Some records:

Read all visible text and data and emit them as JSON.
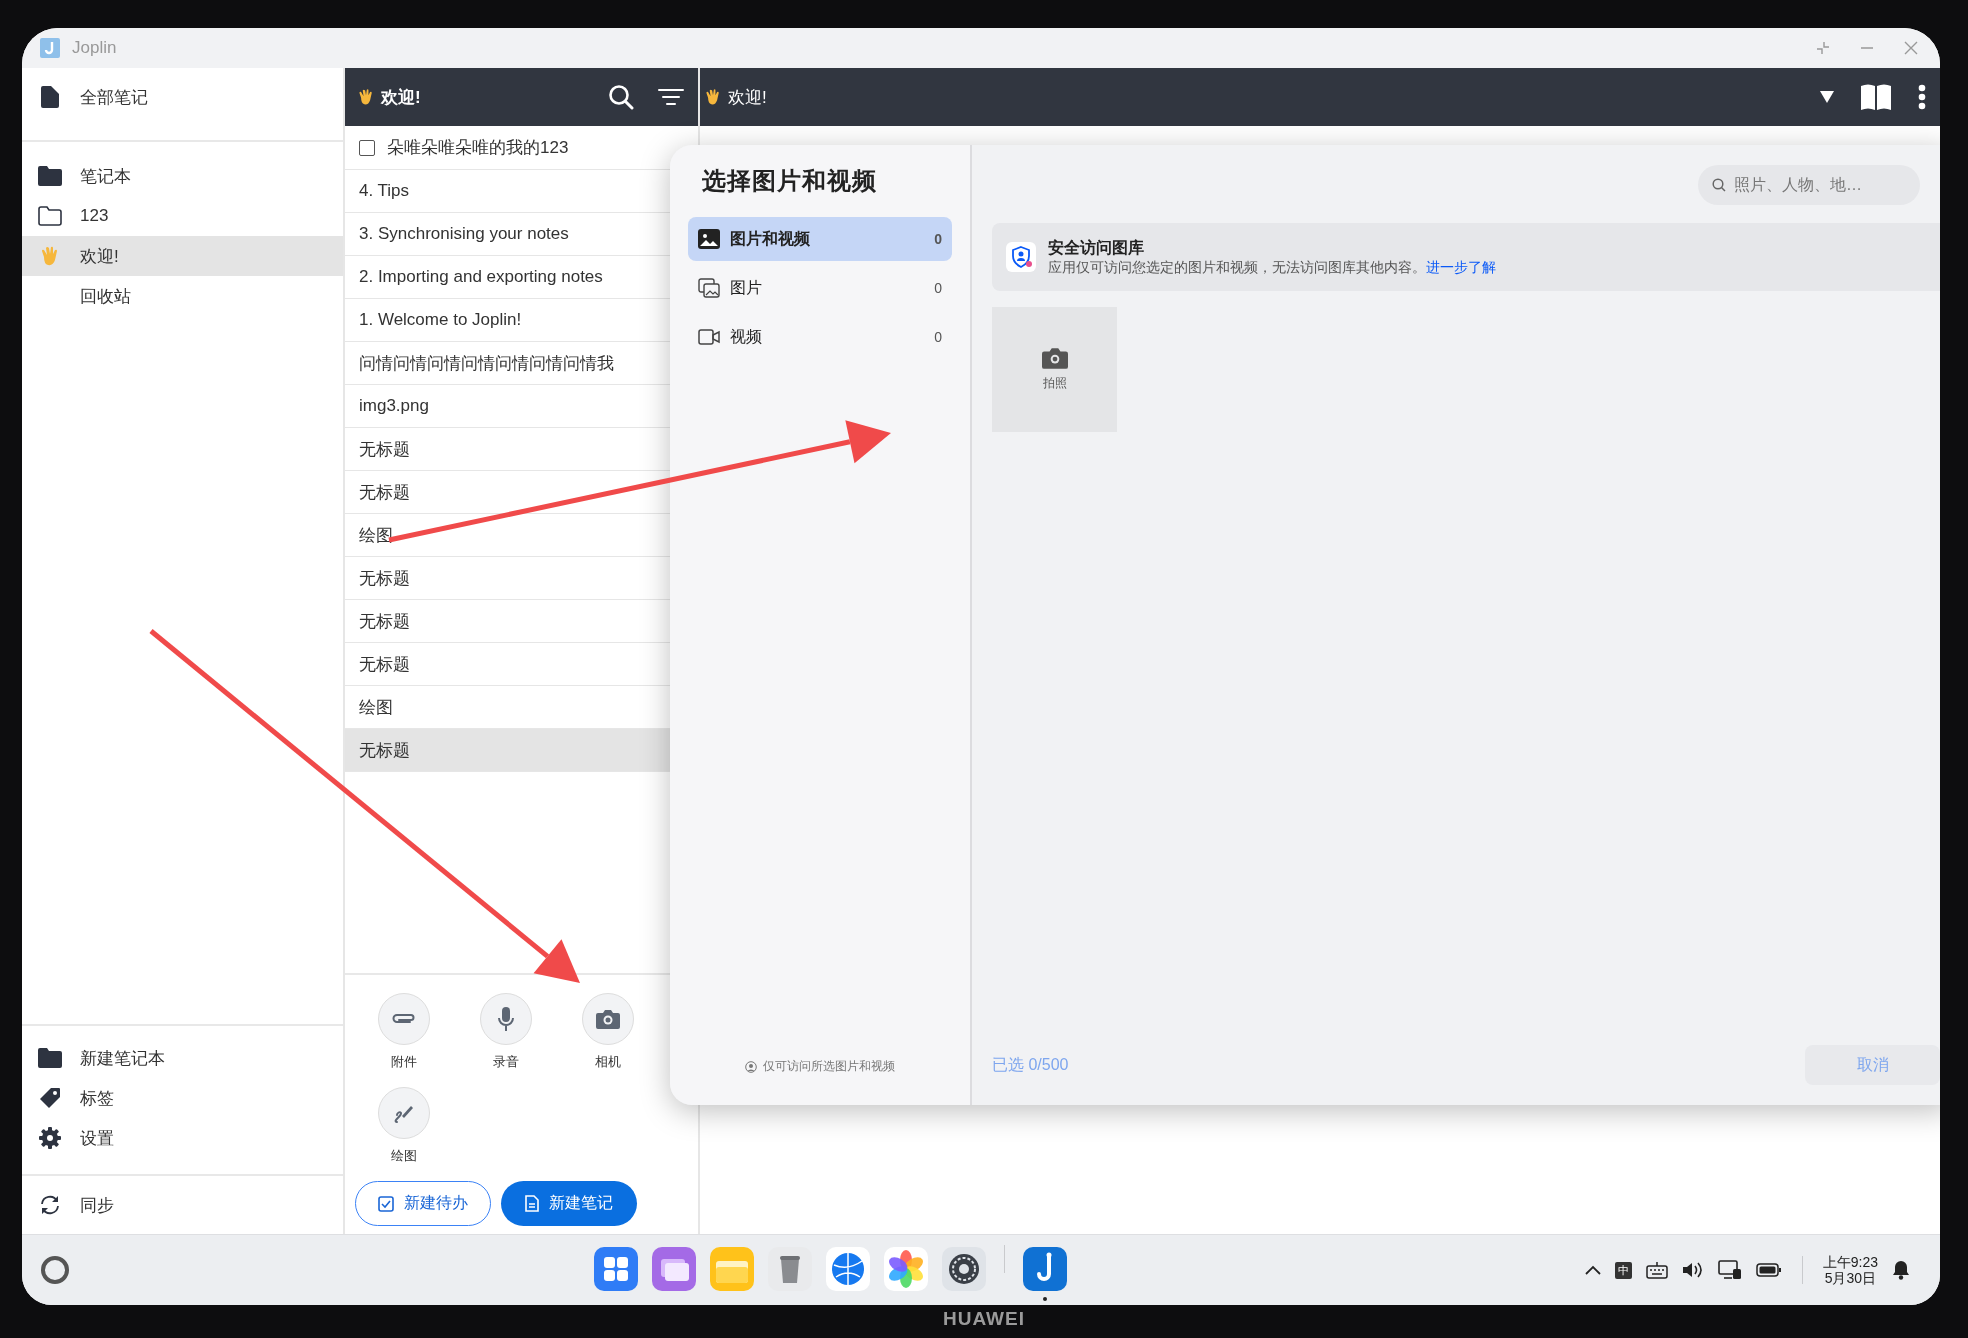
{
  "window": {
    "title": "Joplin"
  },
  "sidebar": {
    "all_notes": "全部笔记",
    "notebooks_heading": "笔记本",
    "notebooks": [
      {
        "label": "123",
        "kind": "folder",
        "selected": false
      },
      {
        "label": "欢迎!",
        "kind": "emoji",
        "selected": true
      },
      {
        "label": "回收站",
        "kind": "plain",
        "selected": false
      }
    ],
    "footer": [
      {
        "label": "新建笔记本",
        "kind": "notebook"
      },
      {
        "label": "标签",
        "kind": "tag"
      },
      {
        "label": "设置",
        "kind": "settings"
      }
    ],
    "sync": "同步"
  },
  "note_list": {
    "title": "欢迎!",
    "notes": [
      {
        "title": "朵唯朵唯朵唯的我的123",
        "kind": "todo",
        "checked": false,
        "selected": false
      },
      {
        "title": "4. Tips",
        "kind": "note",
        "selected": false
      },
      {
        "title": "3. Synchronising your notes",
        "kind": "note",
        "selected": false
      },
      {
        "title": "2. Importing and exporting notes",
        "kind": "note",
        "selected": false
      },
      {
        "title": "1. Welcome to Joplin!",
        "kind": "note",
        "selected": false
      },
      {
        "title": "问情问情问情问情问情问情问情我",
        "kind": "note",
        "selected": false
      },
      {
        "title": "img3.png",
        "kind": "note",
        "selected": false
      },
      {
        "title": "无标题",
        "kind": "note",
        "selected": false
      },
      {
        "title": "无标题",
        "kind": "note",
        "selected": false
      },
      {
        "title": "绘图",
        "kind": "note",
        "selected": false
      },
      {
        "title": "无标题",
        "kind": "note",
        "selected": false
      },
      {
        "title": "无标题",
        "kind": "note",
        "selected": false
      },
      {
        "title": "无标题",
        "kind": "note",
        "selected": false
      },
      {
        "title": "绘图",
        "kind": "note",
        "selected": false
      },
      {
        "title": "无标题",
        "kind": "note",
        "selected": true
      }
    ],
    "actions": [
      {
        "label": "附件",
        "kind": "attach"
      },
      {
        "label": "录音",
        "kind": "record"
      },
      {
        "label": "相机",
        "kind": "camera"
      },
      {
        "label": "绘图",
        "kind": "draw"
      }
    ],
    "new_todo": "新建待办",
    "new_note": "新建笔记"
  },
  "editor": {
    "title": "欢迎!"
  },
  "picker": {
    "title": "选择图片和视频",
    "albums": [
      {
        "label": "图片和视频",
        "count": "0",
        "kind": "all",
        "selected": true
      },
      {
        "label": "图片",
        "count": "0",
        "kind": "photos",
        "selected": false
      },
      {
        "label": "视频",
        "count": "0",
        "kind": "videos",
        "selected": false
      }
    ],
    "privacy_note": "仅可访问所选图片和视频",
    "search_placeholder": "照片、人物、地…",
    "notice": {
      "title": "安全访问图库",
      "text": "应用仅可访问您选定的图片和视频，无法访问图库其他内容。",
      "link": "进一步了解"
    },
    "capture_label": "拍照",
    "selected_count": "已选 0/500",
    "cancel": "取消"
  },
  "taskbar": {
    "apps": [
      {
        "kind": "launcher"
      },
      {
        "kind": "windows"
      },
      {
        "kind": "files"
      },
      {
        "kind": "trash"
      },
      {
        "kind": "browser"
      },
      {
        "kind": "gallery"
      },
      {
        "kind": "settings"
      },
      {
        "kind": "joplin",
        "running": true
      }
    ],
    "ime": "中",
    "time": "上午9:23",
    "date": "5月30日"
  },
  "annotations": [
    {
      "kind": "arrow"
    },
    {
      "kind": "arrow"
    }
  ],
  "device": {
    "brand": "HUAWEI"
  }
}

** WHAT NEEDS TO BE DONE **
Transcribe the preceding listing in its entirety and with exact wording, leaving out pictures.

** RESULT FOR THIS EXERCISE **
Read all visible text and data and emit them as JSON.
{
  "window": {
    "title": "Joplin"
  },
  "sidebar": {
    "all_notes": "全部笔记",
    "notebooks_heading": "笔记本",
    "notebooks": [
      {
        "label": "123",
        "kind": "folder",
        "selected": false
      },
      {
        "label": "欢迎!",
        "kind": "emoji",
        "selected": true
      },
      {
        "label": "回收站",
        "kind": "plain",
        "selected": false
      }
    ],
    "footer": [
      {
        "label": "新建笔记本",
        "kind": "notebook"
      },
      {
        "label": "标签",
        "kind": "tag"
      },
      {
        "label": "设置",
        "kind": "settings"
      }
    ],
    "sync": "同步"
  },
  "note_list": {
    "title": "欢迎!",
    "notes": [
      {
        "title": "朵唯朵唯朵唯的我的123",
        "kind": "todo",
        "checked": false,
        "selected": false
      },
      {
        "title": "4. Tips",
        "kind": "note",
        "selected": false
      },
      {
        "title": "3. Synchronising your notes",
        "kind": "note",
        "selected": false
      },
      {
        "title": "2. Importing and exporting notes",
        "kind": "note",
        "selected": false
      },
      {
        "title": "1. Welcome to Joplin!",
        "kind": "note",
        "selected": false
      },
      {
        "title": "问情问情问情问情问情问情问情我",
        "kind": "note",
        "selected": false
      },
      {
        "title": "img3.png",
        "kind": "note",
        "selected": false
      },
      {
        "title": "无标题",
        "kind": "note",
        "selected": false
      },
      {
        "title": "无标题",
        "kind": "note",
        "selected": false
      },
      {
        "title": "绘图",
        "kind": "note",
        "selected": false
      },
      {
        "title": "无标题",
        "kind": "note",
        "selected": false
      },
      {
        "title": "无标题",
        "kind": "note",
        "selected": false
      },
      {
        "title": "无标题",
        "kind": "note",
        "selected": false
      },
      {
        "title": "绘图",
        "kind": "note",
        "selected": false
      },
      {
        "title": "无标题",
        "kind": "note",
        "selected": true
      }
    ],
    "actions": [
      {
        "label": "附件",
        "kind": "attach"
      },
      {
        "label": "录音",
        "kind": "record"
      },
      {
        "label": "相机",
        "kind": "camera"
      },
      {
        "label": "绘图",
        "kind": "draw"
      }
    ],
    "new_todo": "新建待办",
    "new_note": "新建笔记"
  },
  "editor": {
    "title": "欢迎!"
  },
  "picker": {
    "title": "选择图片和视频",
    "albums": [
      {
        "label": "图片和视频",
        "count": "0",
        "kind": "all",
        "selected": true
      },
      {
        "label": "图片",
        "count": "0",
        "kind": "photos",
        "selected": false
      },
      {
        "label": "视频",
        "count": "0",
        "kind": "videos",
        "selected": false
      }
    ],
    "privacy_note": "仅可访问所选图片和视频",
    "search_placeholder": "照片、人物、地…",
    "notice": {
      "title": "安全访问图库",
      "text": "应用仅可访问您选定的图片和视频，无法访问图库其他内容。",
      "link": "进一步了解"
    },
    "capture_label": "拍照",
    "selected_count": "已选 0/500",
    "cancel": "取消"
  },
  "taskbar": {
    "apps": [
      {
        "kind": "launcher"
      },
      {
        "kind": "windows"
      },
      {
        "kind": "files"
      },
      {
        "kind": "trash"
      },
      {
        "kind": "browser"
      },
      {
        "kind": "gallery"
      },
      {
        "kind": "settings"
      },
      {
        "kind": "joplin",
        "running": true
      }
    ],
    "ime": "中",
    "time": "上午9:23",
    "date": "5月30日"
  },
  "annotations": [
    {
      "kind": "arrow"
    },
    {
      "kind": "arrow"
    }
  ],
  "device": {
    "brand": "HUAWEI"
  }
}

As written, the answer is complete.